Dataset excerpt
■ ■ ■ ■

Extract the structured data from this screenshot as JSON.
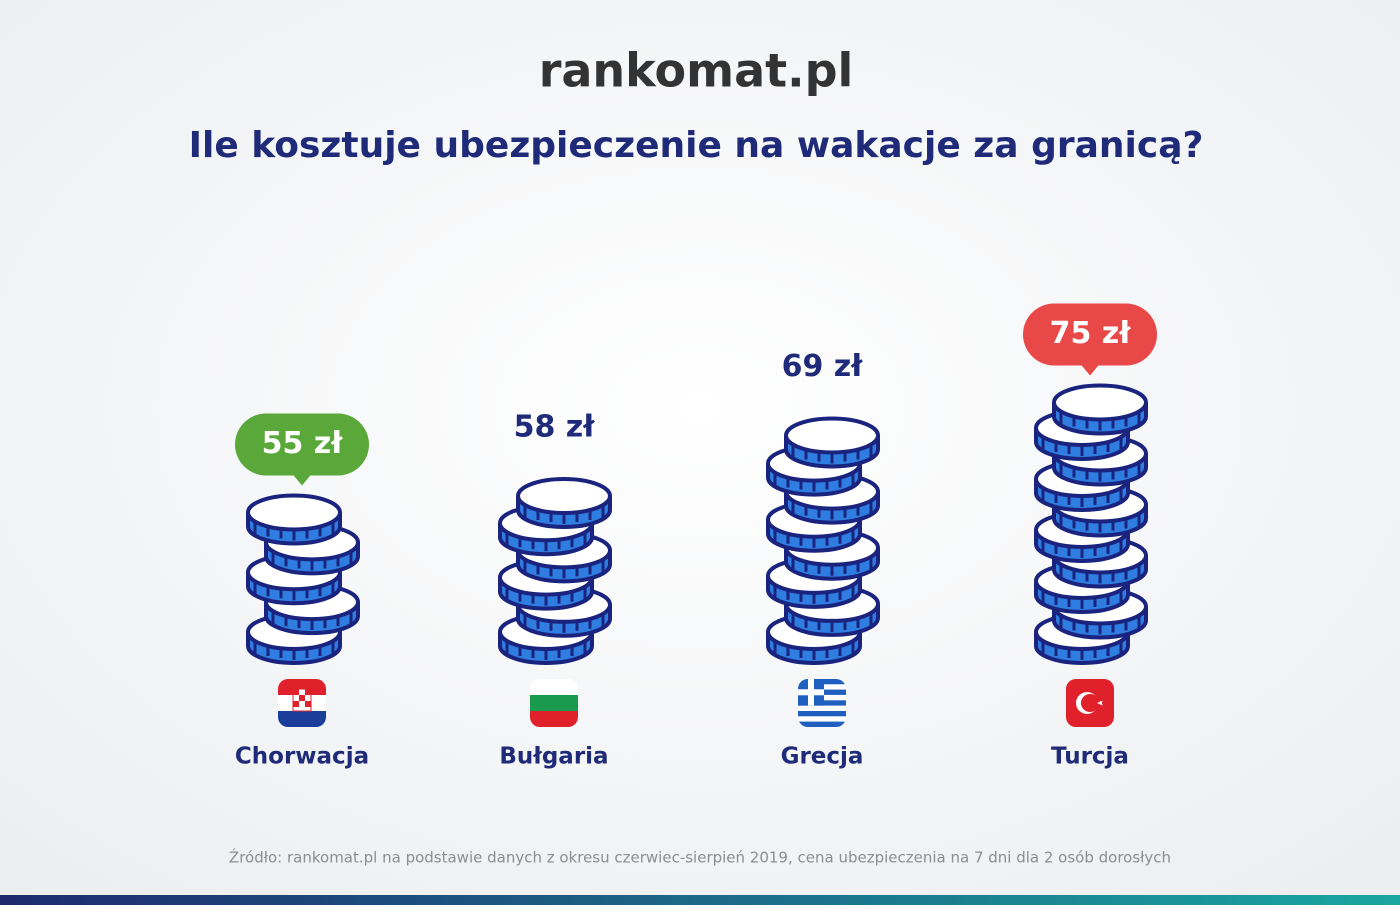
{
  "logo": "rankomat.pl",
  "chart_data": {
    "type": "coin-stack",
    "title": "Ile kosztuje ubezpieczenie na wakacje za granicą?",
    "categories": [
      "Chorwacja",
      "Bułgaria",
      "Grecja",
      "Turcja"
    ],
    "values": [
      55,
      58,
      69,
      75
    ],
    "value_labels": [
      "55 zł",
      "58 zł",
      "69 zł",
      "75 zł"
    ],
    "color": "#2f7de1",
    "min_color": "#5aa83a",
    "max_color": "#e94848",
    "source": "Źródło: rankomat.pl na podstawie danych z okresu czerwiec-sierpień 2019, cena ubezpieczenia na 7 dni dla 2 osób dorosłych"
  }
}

■ ■ ■ ■

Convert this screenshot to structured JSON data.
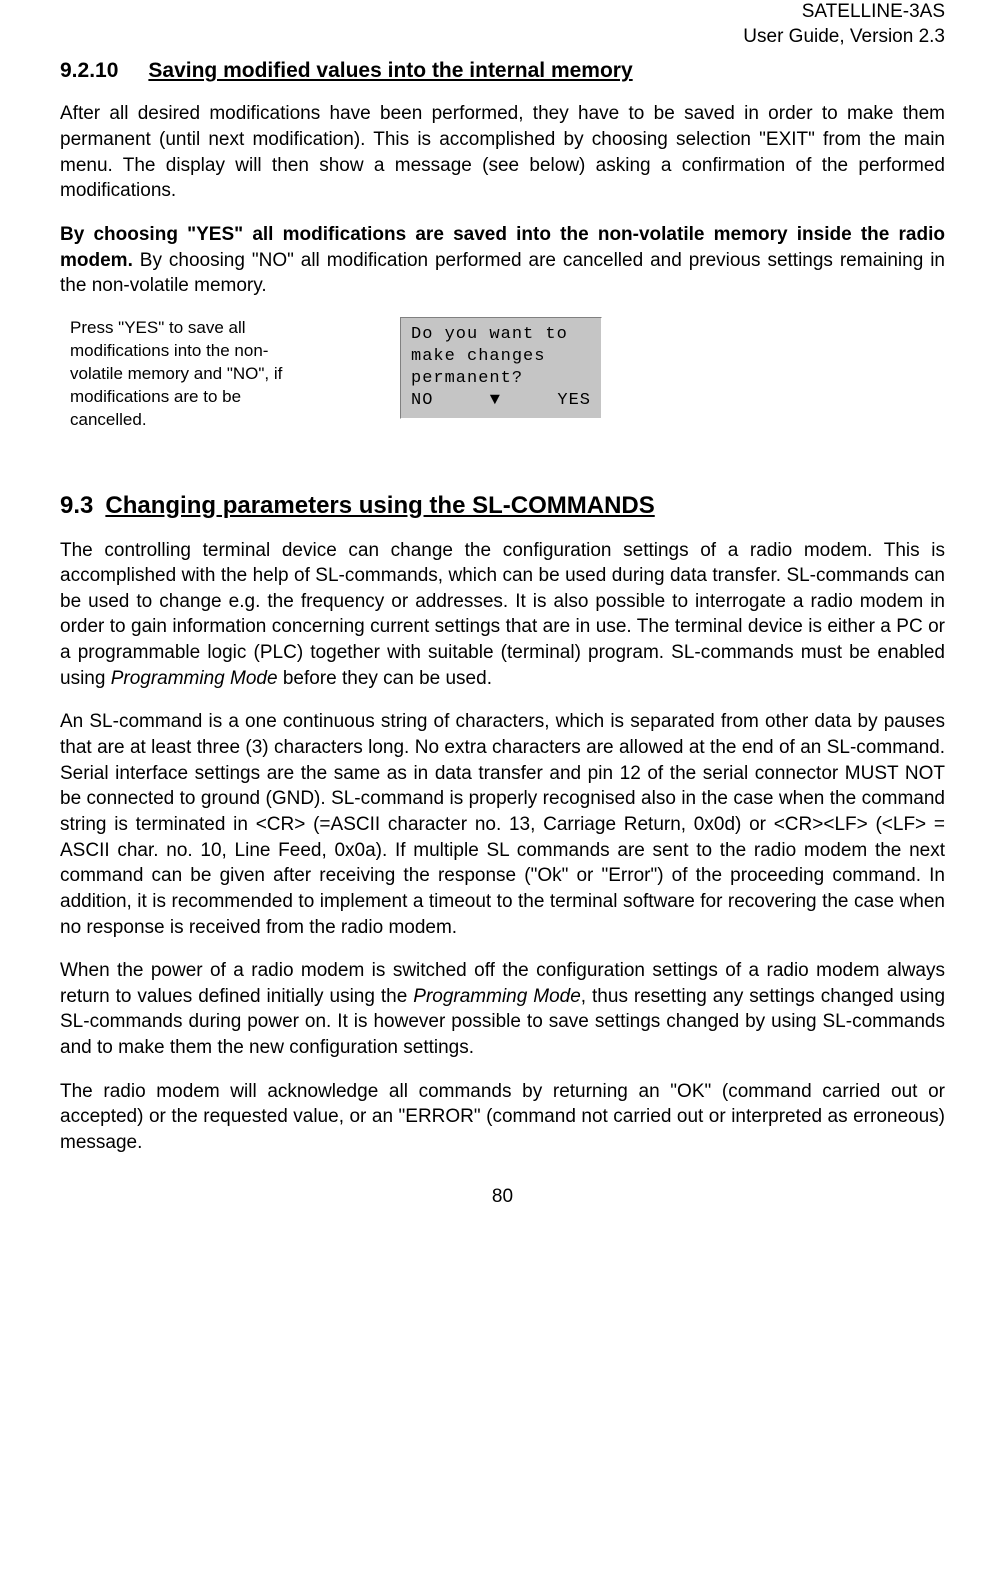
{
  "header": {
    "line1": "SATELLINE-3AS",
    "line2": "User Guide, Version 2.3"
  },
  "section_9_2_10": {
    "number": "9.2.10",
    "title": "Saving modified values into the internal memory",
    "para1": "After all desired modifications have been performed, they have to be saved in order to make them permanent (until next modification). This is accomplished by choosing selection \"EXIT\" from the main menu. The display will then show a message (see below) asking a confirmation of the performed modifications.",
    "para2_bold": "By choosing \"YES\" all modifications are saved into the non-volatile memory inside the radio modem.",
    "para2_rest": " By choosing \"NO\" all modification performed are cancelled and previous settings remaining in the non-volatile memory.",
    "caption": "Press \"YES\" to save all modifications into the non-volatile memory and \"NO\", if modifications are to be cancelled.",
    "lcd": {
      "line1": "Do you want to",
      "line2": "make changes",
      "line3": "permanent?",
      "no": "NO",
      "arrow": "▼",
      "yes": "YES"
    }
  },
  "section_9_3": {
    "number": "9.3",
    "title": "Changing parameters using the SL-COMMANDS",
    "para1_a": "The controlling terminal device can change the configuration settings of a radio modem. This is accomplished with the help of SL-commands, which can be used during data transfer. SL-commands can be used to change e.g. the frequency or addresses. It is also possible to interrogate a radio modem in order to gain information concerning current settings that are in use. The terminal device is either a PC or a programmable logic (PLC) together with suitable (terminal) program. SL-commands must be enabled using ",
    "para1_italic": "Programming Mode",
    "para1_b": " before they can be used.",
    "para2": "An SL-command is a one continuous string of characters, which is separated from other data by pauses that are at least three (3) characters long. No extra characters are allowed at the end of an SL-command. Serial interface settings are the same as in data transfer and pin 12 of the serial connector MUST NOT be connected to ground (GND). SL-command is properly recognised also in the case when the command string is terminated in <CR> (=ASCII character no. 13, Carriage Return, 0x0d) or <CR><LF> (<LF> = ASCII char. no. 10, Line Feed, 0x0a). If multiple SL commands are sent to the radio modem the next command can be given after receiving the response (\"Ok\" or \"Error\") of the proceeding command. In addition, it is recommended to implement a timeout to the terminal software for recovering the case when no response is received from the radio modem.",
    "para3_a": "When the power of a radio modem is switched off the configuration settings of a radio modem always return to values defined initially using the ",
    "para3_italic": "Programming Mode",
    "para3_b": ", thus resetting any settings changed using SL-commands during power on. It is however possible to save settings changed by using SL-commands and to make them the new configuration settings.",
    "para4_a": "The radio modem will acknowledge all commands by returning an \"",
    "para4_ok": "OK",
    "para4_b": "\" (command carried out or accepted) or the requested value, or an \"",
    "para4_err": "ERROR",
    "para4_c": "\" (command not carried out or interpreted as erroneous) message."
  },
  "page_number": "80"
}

■ ■ ■ ■

From the data, pick out every line that includes "performed".

    "para1": "After all desired modifications have been performed, they have to be saved in order to make them permanent (until next modification). This is accomplished by choosing selection \"EXIT\" from the main menu. The display will then show a message (see below) asking a confirmation of the performed modifications.",
    "para2_rest": " By choosing \"NO\" all modification performed are cancelled and previous settings remaining in the non-volatile memory.",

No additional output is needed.